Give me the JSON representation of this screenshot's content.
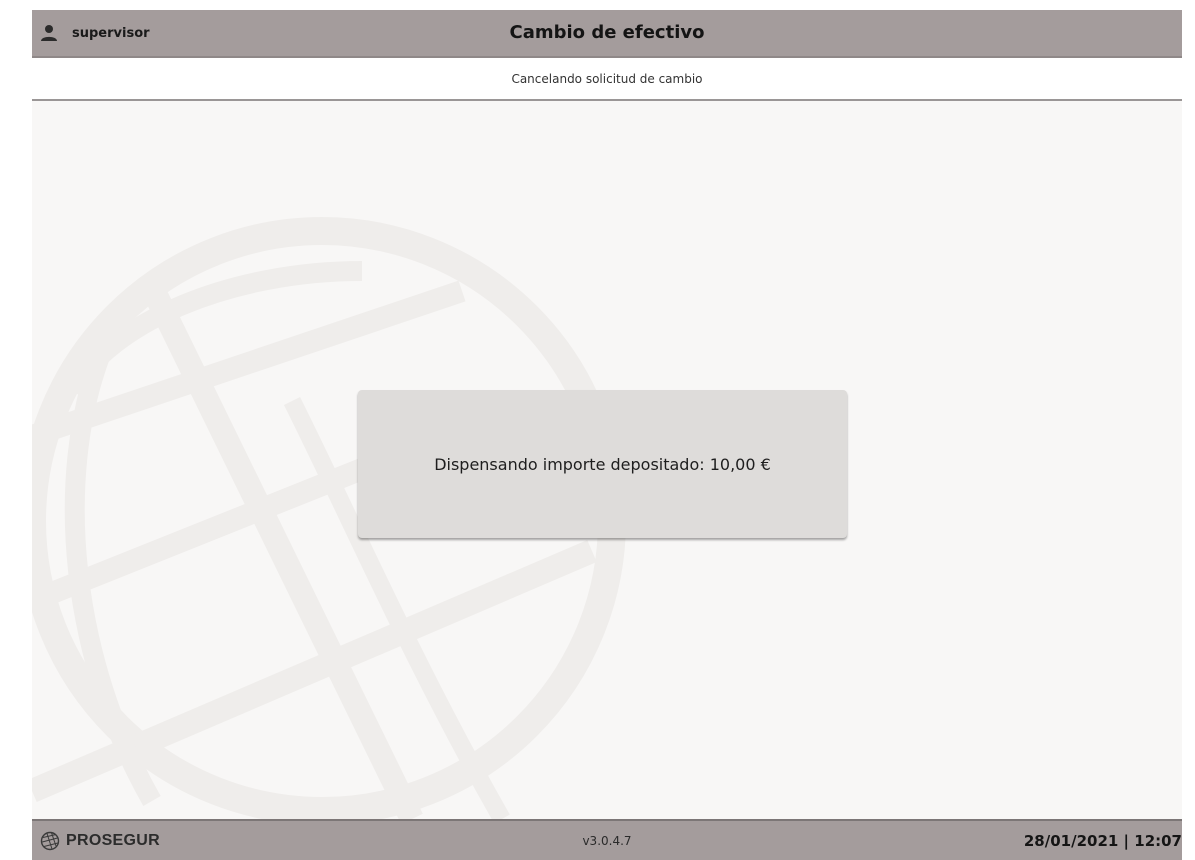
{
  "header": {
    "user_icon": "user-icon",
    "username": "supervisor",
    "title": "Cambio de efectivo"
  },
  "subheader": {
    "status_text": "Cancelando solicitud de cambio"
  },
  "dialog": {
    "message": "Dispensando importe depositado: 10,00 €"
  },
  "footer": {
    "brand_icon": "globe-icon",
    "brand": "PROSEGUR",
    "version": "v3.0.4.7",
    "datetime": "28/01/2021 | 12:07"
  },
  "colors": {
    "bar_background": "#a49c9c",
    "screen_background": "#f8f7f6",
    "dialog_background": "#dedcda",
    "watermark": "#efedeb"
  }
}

*****

## Stated task
Retype all the records shown above, character for character. Omit every picture.

## Solution to the problem
Give me the JSON representation of this screenshot's content.
{
  "header": {
    "user_icon": "user-icon",
    "username": "supervisor",
    "title": "Cambio de efectivo"
  },
  "subheader": {
    "status_text": "Cancelando solicitud de cambio"
  },
  "dialog": {
    "message": "Dispensando importe depositado: 10,00 €"
  },
  "footer": {
    "brand_icon": "globe-icon",
    "brand": "PROSEGUR",
    "version": "v3.0.4.7",
    "datetime": "28/01/2021 | 12:07"
  },
  "colors": {
    "bar_background": "#a49c9c",
    "screen_background": "#f8f7f6",
    "dialog_background": "#dedcda",
    "watermark": "#efedeb"
  }
}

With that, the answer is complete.